* START Quoted text *

# Jody the German Shepherd



## Jodysmom (Jan 9, 2010)

Here are the latest pics of Jody! As you can see she isn't my underweight German Shepherd anymore. This November 1st will be our one year anniversary with her.


----------



## DaneMama (Jun 27, 2008)

No, she is the GORGEOUS German Shepherd!!!! She looks terrific, and so content with life. Thanks for giving her such a wonderful life :biggrin:


----------



## luvMyBRT (Mar 8, 2010)

She looks so good.....and happy! She is so lucky to have you! :biggrin:


----------



## Ania's Mommy (Feb 8, 2009)

Very very pretty girl!!! I think you're both lucky to have each other. :smile:


----------



## Jodysmom (Jan 9, 2010)

Ania's Mommy said:


> Very very pretty girl!!! I think you're both lucky to have each other. :smile:


Ania's Mommy...I just looked at the pics of Ania posted in March. Have you posted any since then? She is beautiful!


----------



## Ania's Mommy (Feb 8, 2009)

Jodysmom said:


> Ania's Mommy...I just looked at the pics of Ania posted in March. Have you posted any since them? She is beautiful!


Oh jeez. Has it been that long? I know, I'm such a hypocrite! Here I am, always looking for (and appreciative of, I might add) pictures of all your guys' dogs, then I NEVER post any of my own. 

I'd LIKE to start using a photo hosting site like most of the others here use, but haven't gotten around to it. I'm the world's worst procrastinator. :redface::frown::redface::frown:


----------



## Jodysmom (Jan 9, 2010)

Here is how I do my pictures. I download them on my computer and then email them to myself with Outlook. It gives me an option to make them smaller and I do. Then, I open the email, save it in pictures. Then it is saved in a smaller size. I know there is an easier way but I'll learn some day.


----------



## GypsyJazmine (Sep 23, 2010)

What a pretty girl she is!!...GSD's were one of my final choices when I chose a breed but Pyrs won out.:smile:


----------



## spookychick13 (Jan 26, 2010)

She really is a pretty girl, I love her expressions!


----------



## whiteleo (Sep 7, 2008)

She looks Beautiful and Happy!


----------

* END Quoted text *
* START Material *

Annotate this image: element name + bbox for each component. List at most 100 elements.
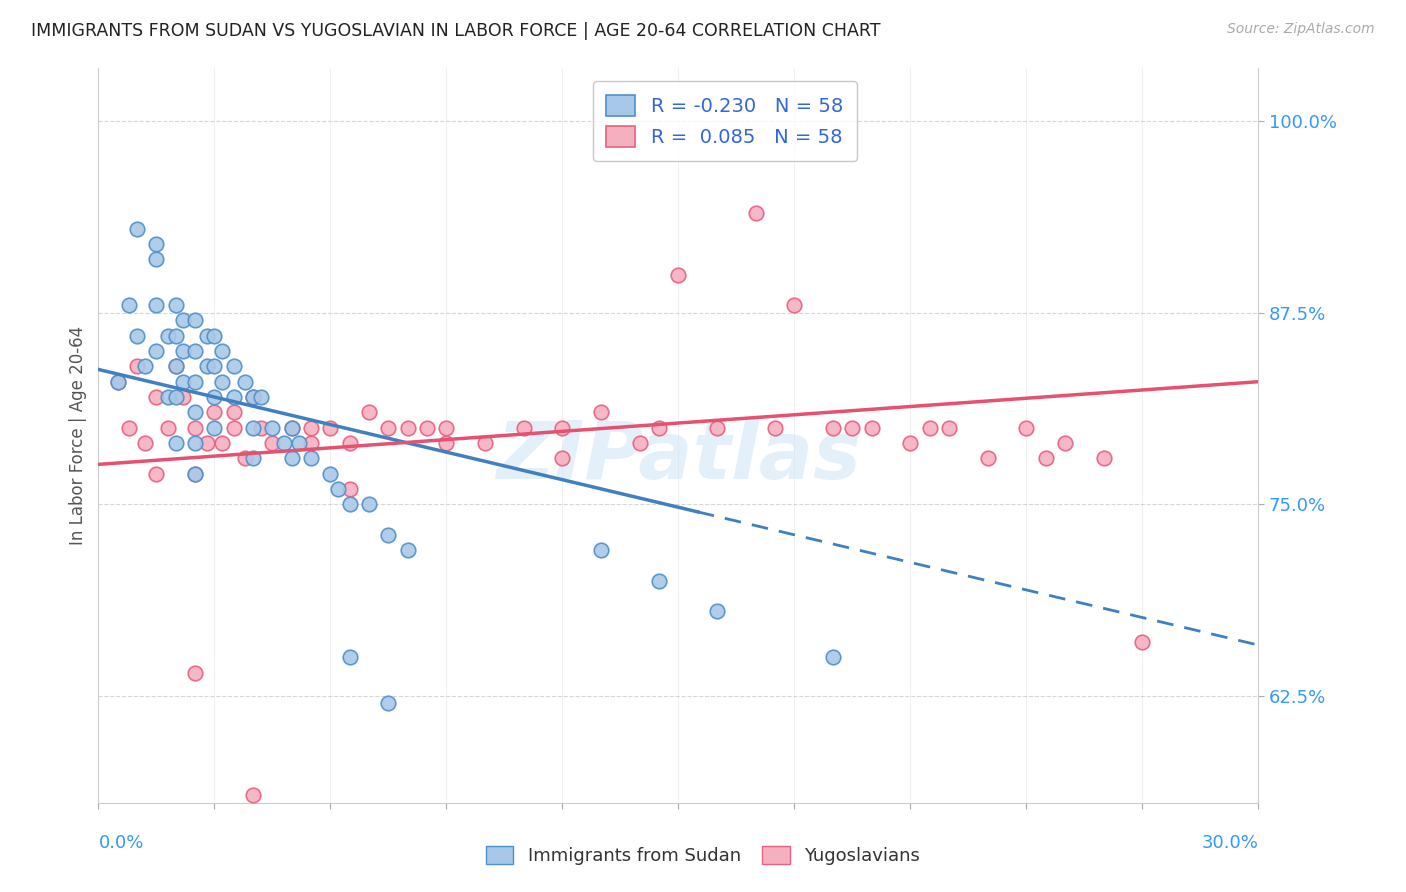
Point (339, 436, 361, 450)
Point (281, 420, 304, 434)
Point (222, 420, 245, 434)
Point (242, 451, 264, 466)
Point (706, 420, 728, 434)
Point (299, 436, 322, 450)
Point (339, 482, 361, 496)
Point (118, 298, 141, 312)
Point (145, 467, 167, 481)
Point (242, 788, 264, 802)
Point (821, 420, 844, 434)
Point (184, 467, 207, 481)
Point (474, 436, 496, 450)
Point (195, 328, 218, 343)
Point (1092, 451, 1115, 466)
Point (165, 436, 187, 450)
Point (273, 436, 295, 450)
Point (288, 436, 311, 450)
Text: ZIPatlas: ZIPatlas (496, 418, 860, 496)
Point (281, 451, 304, 466)
Point (250, 420, 273, 434)
Point (172, 375, 194, 389)
Point (416, 420, 439, 434)
Point (377, 528, 399, 542)
Point (783, 298, 806, 312)
Point (165, 359, 187, 374)
Point (172, 390, 194, 404)
Point (763, 420, 786, 434)
Point (222, 390, 245, 404)
Point (1132, 635, 1154, 649)
Point (706, 604, 728, 618)
Point (648, 420, 671, 434)
Point (204, 420, 226, 434)
Point (145, 252, 167, 267)
Point (860, 420, 883, 434)
Point (184, 436, 207, 450)
Point (222, 359, 245, 374)
Point (157, 390, 180, 404)
Point (165, 298, 187, 312)
Y-axis label: In Labor Force | Age 20-64: In Labor Force | Age 20-64 (69, 326, 87, 545)
Point (591, 543, 613, 558)
Point (250, 390, 273, 404)
Point (134, 359, 156, 374)
Point (145, 344, 167, 359)
Point (513, 420, 536, 434)
Point (745, 206, 768, 220)
Text: IMMIGRANTS FROM SUDAN VS YUGOSLAVIAN IN LABOR FORCE | AGE 20-64 CORRELATION CHAR: IMMIGRANTS FROM SUDAN VS YUGOSLAVIAN IN … (31, 22, 880, 40)
Point (666, 268, 689, 282)
Point (184, 420, 207, 434)
Point (145, 298, 167, 312)
Point (172, 313, 194, 327)
Point (242, 390, 264, 404)
Point (204, 328, 226, 343)
Point (157, 420, 180, 434)
Point (107, 375, 129, 389)
Point (204, 405, 226, 419)
Point (145, 236, 167, 251)
Point (326, 482, 350, 496)
Legend: Immigrants from Sudan, Yugoslavians: Immigrants from Sudan, Yugoslavians (479, 838, 927, 872)
Point (900, 436, 922, 450)
Point (118, 420, 141, 434)
Text: 0.0%: 0.0% (98, 834, 143, 852)
Point (628, 436, 651, 450)
Point (127, 328, 149, 343)
Point (165, 359, 187, 374)
Point (551, 451, 574, 466)
Point (299, 451, 322, 466)
Point (157, 328, 180, 343)
Legend: R = -0.230   N = 58, R =  0.085   N = 58: R = -0.230 N = 58, R = 0.085 N = 58 (593, 81, 856, 161)
Point (319, 467, 342, 481)
Point (235, 375, 257, 389)
Point (396, 420, 419, 434)
Point (204, 390, 226, 404)
Point (172, 344, 194, 359)
Point (134, 436, 156, 450)
Point (436, 420, 458, 434)
Point (145, 390, 167, 404)
Point (184, 375, 207, 389)
Point (918, 420, 941, 434)
Text: 30.0%: 30.0% (1202, 834, 1258, 852)
Point (359, 405, 381, 419)
Point (204, 359, 226, 374)
Point (841, 420, 863, 434)
Point (359, 497, 381, 511)
Point (1035, 451, 1057, 466)
Point (339, 497, 361, 511)
Point (222, 405, 245, 419)
Point (195, 436, 218, 450)
Point (165, 390, 187, 404)
Point (127, 221, 149, 235)
Point (299, 420, 322, 434)
Point (339, 650, 361, 665)
Point (184, 344, 207, 359)
Point (648, 574, 671, 588)
Point (242, 390, 264, 404)
Point (436, 436, 458, 450)
Point (551, 420, 574, 434)
Text: Source: ZipAtlas.com: Source: ZipAtlas.com (1227, 22, 1375, 37)
Point (235, 451, 257, 466)
Point (396, 543, 419, 558)
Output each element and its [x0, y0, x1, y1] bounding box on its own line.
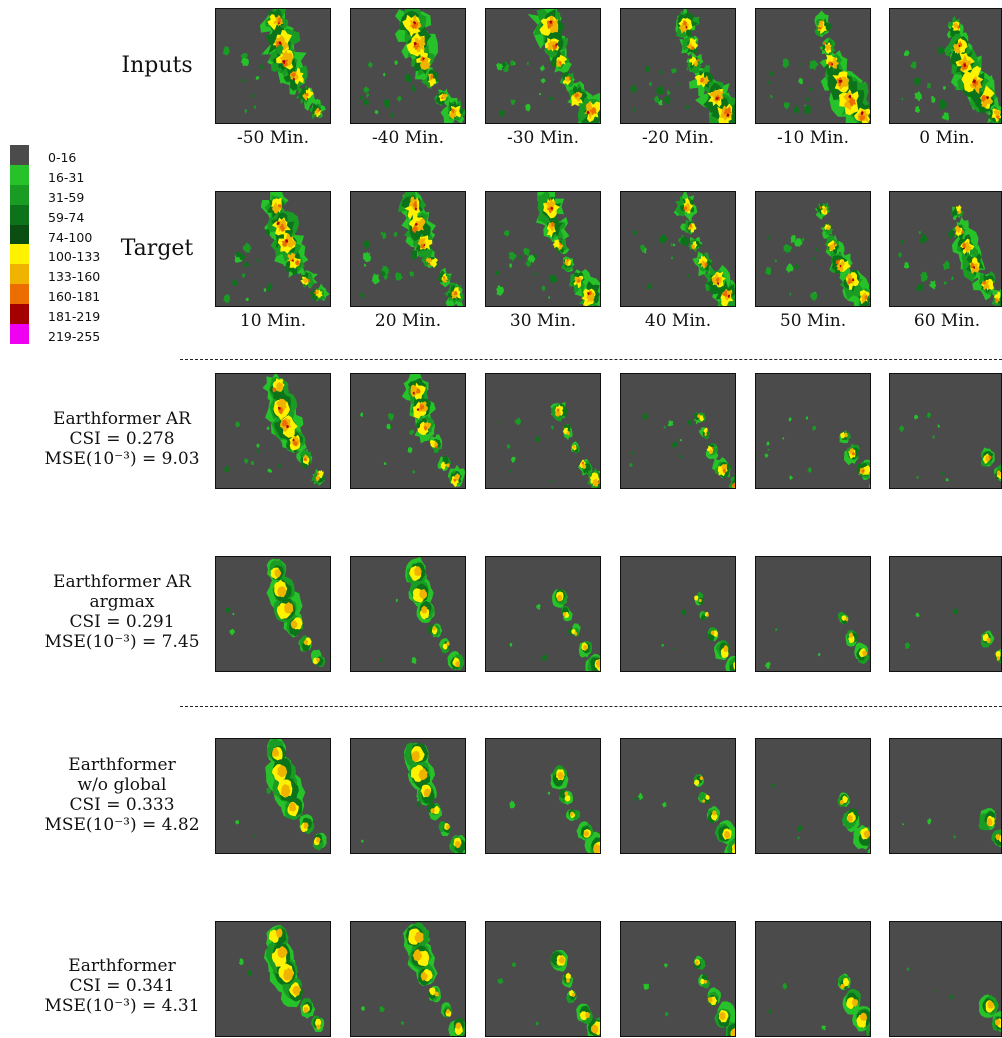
- legend-label: 59-74: [48, 209, 85, 225]
- radar-frame: [485, 556, 601, 672]
- radar-frame: [755, 738, 871, 854]
- radar-frame: [620, 556, 736, 672]
- legend-swatch: [10, 264, 29, 285]
- radar-frame: [350, 921, 466, 1037]
- legend-swatch: [10, 184, 29, 205]
- frame-time-caption: -50 Min.: [237, 128, 309, 148]
- legend-swatch: [10, 224, 29, 245]
- radar-frame: [889, 191, 1002, 307]
- legend-label: 74-100: [48, 229, 93, 245]
- radar-frame: [485, 191, 601, 307]
- frame-time-caption: 10 Min.: [239, 311, 307, 331]
- radar-frame: [485, 8, 601, 124]
- row-label-earthformer: Earthformer CSI = 0.341 MSE(10⁻³) = 4.31: [22, 956, 222, 1016]
- radar-frame: [215, 556, 331, 672]
- frame-time-caption: -10 Min.: [777, 128, 849, 148]
- frame-time-caption: 30 Min.: [509, 311, 577, 331]
- row-label-target: Target: [57, 235, 257, 263]
- legend-swatch: [10, 244, 29, 265]
- legend-swatch: [10, 164, 29, 185]
- radar-frame: [350, 556, 466, 672]
- row-label-line: Earthformer: [68, 755, 176, 775]
- radar-frame: [215, 8, 331, 124]
- legend-swatch: [10, 304, 29, 325]
- row-label-line: MSE(10⁻³) = 4.82: [44, 815, 200, 835]
- radar-frame: [215, 921, 331, 1037]
- row-label-earthformer-ar: Earthformer AR CSI = 0.278 MSE(10⁻³) = 9.0…: [22, 409, 222, 469]
- radar-frame: [215, 191, 331, 307]
- frame-time-caption: 50 Min.: [779, 311, 847, 331]
- radar-frame: [755, 373, 871, 489]
- legend-label: 16-31: [48, 169, 85, 185]
- row-label-earthformer-ar-argmax: Earthformer AR argmax CSI = 0.291 MSE(10⁻³)…: [22, 572, 222, 652]
- legend-label: 219-255: [48, 329, 101, 345]
- radar-frame: [620, 191, 736, 307]
- legend-swatch: [10, 284, 29, 305]
- legend-label: 133-160: [48, 269, 101, 285]
- radar-frame: [350, 738, 466, 854]
- frame-time-caption: 40 Min.: [644, 311, 712, 331]
- radar-frame: [485, 738, 601, 854]
- row-label-line: CSI = 0.341: [69, 976, 175, 996]
- radar-frame: [889, 921, 1002, 1037]
- radar-frame: [485, 921, 601, 1037]
- radar-frame: [889, 556, 1002, 672]
- row-label-line: Earthformer: [68, 956, 176, 976]
- row-label-line: MSE(10⁻³) = 9.03: [44, 449, 200, 469]
- radar-frame: [215, 738, 331, 854]
- row-label-line: Inputs: [121, 53, 193, 78]
- legend-swatch: [10, 145, 29, 165]
- row-label-earthformer-wo-global: Earthformer w/o global CSI = 0.333 MSE(10⁻³…: [22, 755, 222, 835]
- section-divider: [180, 359, 1002, 360]
- frame-time-caption: -40 Min.: [372, 128, 444, 148]
- radar-frame: [755, 556, 871, 672]
- legend-label: 181-219: [48, 309, 101, 325]
- legend-label: 160-181: [48, 289, 101, 305]
- row-label-line: CSI = 0.278: [69, 429, 175, 449]
- radar-frame: [620, 738, 736, 854]
- legend-label: 31-59: [48, 189, 85, 205]
- row-label-inputs: Inputs: [57, 52, 257, 80]
- row-label-line: Earthformer AR: [53, 572, 191, 592]
- radar-frame: [889, 8, 1002, 124]
- legend-swatch: [10, 324, 29, 344]
- radar-frame: [350, 191, 466, 307]
- radar-frame: [620, 921, 736, 1037]
- radar-frame: [620, 373, 736, 489]
- radar-frame: [889, 373, 1002, 489]
- row-label-line: CSI = 0.333: [69, 795, 175, 815]
- radar-frame: [215, 373, 331, 489]
- section-divider: [180, 706, 1002, 707]
- legend-label: 100-133: [48, 249, 101, 265]
- row-label-line: CSI = 0.291: [69, 612, 175, 632]
- frame-time-caption: 20 Min.: [374, 311, 442, 331]
- row-label-line: argmax: [89, 592, 155, 612]
- radar-frame: [755, 921, 871, 1037]
- radar-frame: [350, 8, 466, 124]
- radar-frame: [485, 373, 601, 489]
- row-label-line: MSE(10⁻³) = 4.31: [44, 996, 200, 1016]
- row-label-line: w/o global: [77, 775, 167, 795]
- row-label-line: Earthformer AR: [53, 409, 191, 429]
- row-label-line: MSE(10⁻³) = 7.45: [44, 632, 200, 652]
- radar-frame: [755, 191, 871, 307]
- radar-frame: [889, 738, 1002, 854]
- frame-time-caption: 0 Min.: [919, 128, 975, 148]
- frame-time-caption: -20 Min.: [642, 128, 714, 148]
- legend-label: 0-16: [48, 150, 77, 165]
- radar-frame: [350, 373, 466, 489]
- radar-frame: [620, 8, 736, 124]
- row-label-line: Target: [120, 236, 194, 261]
- legend-swatch: [10, 204, 29, 225]
- radar-frame: [755, 8, 871, 124]
- frame-time-caption: 60 Min.: [913, 311, 981, 331]
- frame-time-caption: -30 Min.: [507, 128, 579, 148]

* END Material *

> **Work to be completed**:
In the forum thread about Jody the German Shepherd, which program does Jodysmom use to email her pictures to herself so she can make them smaller?

> **Reply**:
Outlook